**Available data**
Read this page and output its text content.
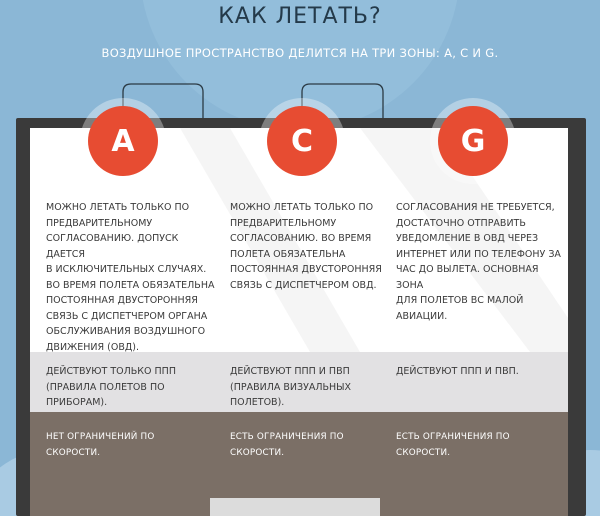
КАК ЛЕТАТЬ?
ВОЗДУШНОЕ ПРОСТРАНСТВО ДЕЛИТСЯ НА ТРИ ЗОНЫ: А, С И G.
МОЖНО ЛЕТАТЬ ТОЛЬКО ПО
ПРЕДВАРИТЕЛЬНОМУ
СОГЛАСОВАНИЮ. ДОПУСК ДАЕТСЯ
В ИСКЛЮЧИТЕЛЬНЫХ СЛУЧАЯХ.
ВО ВРЕМЯ ПОЛЕТА ОБЯЗАТЕЛЬНА
ПОСТОЯННАЯ ДВУСТОРОННЯЯ
СВЯЗЬ С ДИСПЕТЧЕРОМ ОРГАНА
ОБСЛУЖИВАНИЯ ВОЗДУШНОГО
ДВИЖЕНИЯ (ОВД).
МОЖНО ЛЕТАТЬ ТОЛЬКО ПО
ПРЕДВАРИТЕЛЬНОМУ
СОГЛАСОВАНИЮ. ВО ВРЕМЯ
ПОЛЕТА ОБЯЗАТЕЛЬНА
ПОСТОЯННАЯ ДВУСТОРОННЯЯ
СВЯЗЬ С ДИСПЕТЧЕРОМ ОВД.
СОГЛАСОВАНИЯ НЕ ТРЕБУЕТСЯ,
ДОСТАТОЧНО ОТПРАВИТЬ
УВЕДОМЛЕНИЕ В ОВД ЧЕРЕЗ
ИНТЕРНЕТ ИЛИ ПО ТЕЛЕФОНУ ЗА
ЧАС ДО ВЫЛЕТА. ОСНОВНАЯ ЗОНА
ДЛЯ ПОЛЕТОВ ВС МАЛОЙ
АВИАЦИИ.
ДЕЙСТВУЮТ ТОЛЬКО ППП
(ПРАВИЛА ПОЛЕТОВ ПО
ПРИБОРАМ).
ДЕЙСТВУЮТ ППП И ПВП
(ПРАВИЛА ВИЗУАЛЬНЫХ
ПОЛЕТОВ).
ДЕЙСТВУЮТ ППП И ПВП.
НЕТ ОГРАНИЧЕНИЙ ПО
СКОРОСТИ.
ЕСТЬ ОГРАНИЧЕНИЯ ПО
СКОРОСТИ.
ЕСТЬ ОГРАНИЧЕНИЯ ПО
СКОРОСТИ.
A	C	G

**Problem statement**
Using the material above, copy every line in which the string "ПОЛЕТА" occurs.

**Response to the task**
ВО ВРЕМЯ ПОЛЕТА ОБЯЗАТЕЛЬНА
ПОЛЕТА ОБЯЗАТЕЛЬНА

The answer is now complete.